WRITTEN TASK - Print all of the lines exactly. Any picture among them stays out.

SUPPLIED RECORDS -

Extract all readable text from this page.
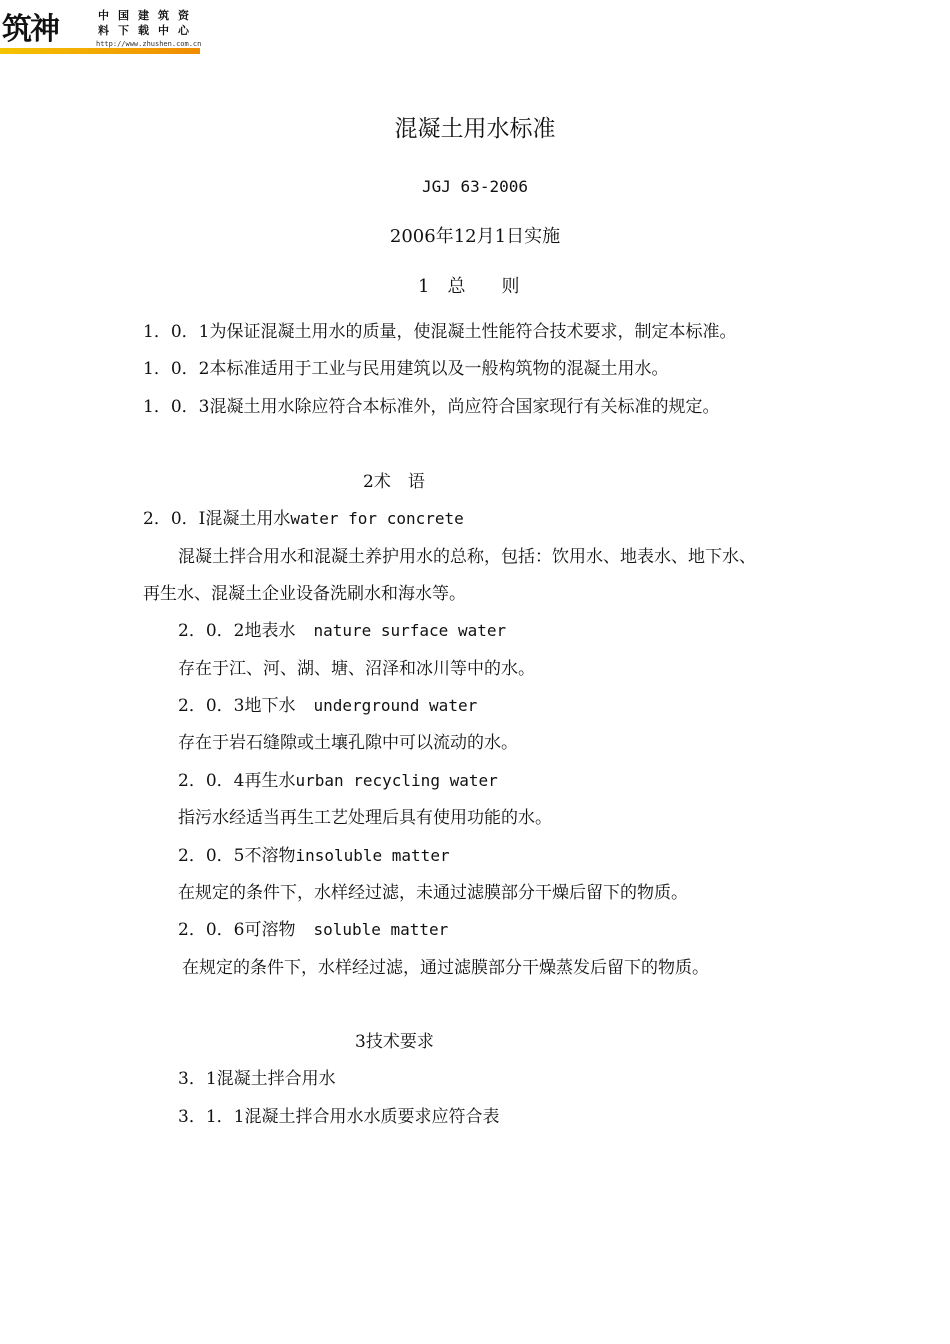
筑神	中国建筑资
料下载中心
http://www.zhushen.com.cn
混凝土用水标准
JGJ 63-2006
2006年12月1日实施
1　总　　则
1．0．1为保证混凝土用水的质量，使混凝土性能符合技术要求，制定本标准。
1．0．2本标准适用于工业与民用建筑以及一般构筑物的混凝土用水。
1．0．3混凝土用水除应符合本标准外，尚应符合国家现行有关标准的规定。
2术　语
2．0．I混凝土用水water for concrete
混凝土拌合用水和混凝土养护用水的总称，包括：饮用水、地表水、地下水、
再生水、混凝土企业设备洗刷水和海水等。
2．0．2地表水 nature surface water
存在于江、河、湖、塘、沼泽和冰川等中的水。
2．0．3地下水 underground water
存在于岩石缝隙或土壤孔隙中可以流动的水。
2．0．4再生水urban recycling water
指污水经适当再生工艺处理后具有使用功能的水。
2．0．5不溶物insoluble matter
在规定的条件下，水样经过滤，未通过滤膜部分干燥后留下的物质。
2．0．6可溶物 soluble matter
在规定的条件下，水样经过滤，通过滤膜部分干燥蒸发后留下的物质。
3技术要求
3．1混凝土拌合用水
3．1．1混凝土拌合用水水质要求应符合表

WRITTEN ANSWER -
Extract all readable text from this page.
筑神	中国建筑资
料下载中心
http://www.zhushen.com.cn
混凝土用水标准
JGJ 63-2006
2006年12月1日实施
1　总　　则
1．0．1为保证混凝土用水的质量，使混凝土性能符合技术要求，制定本标准。
1．0．2本标准适用于工业与民用建筑以及一般构筑物的混凝土用水。
1．0．3混凝土用水除应符合本标准外，尚应符合国家现行有关标准的规定。
2术　语
2．0．I混凝土用水water for concrete
混凝土拌合用水和混凝土养护用水的总称，包括：饮用水、地表水、地下水、
再生水、混凝土企业设备洗刷水和海水等。
2．0．2地表水 nature surface water
存在于江、河、湖、塘、沼泽和冰川等中的水。
2．0．3地下水 underground water
存在于岩石缝隙或土壤孔隙中可以流动的水。
2．0．4再生水urban recycling water
指污水经适当再生工艺处理后具有使用功能的水。
2．0．5不溶物insoluble matter
在规定的条件下，水样经过滤，未通过滤膜部分干燥后留下的物质。
2．0．6可溶物 soluble matter
在规定的条件下，水样经过滤，通过滤膜部分干燥蒸发后留下的物质。
3技术要求
3．1混凝土拌合用水
3．1．1混凝土拌合用水水质要求应符合表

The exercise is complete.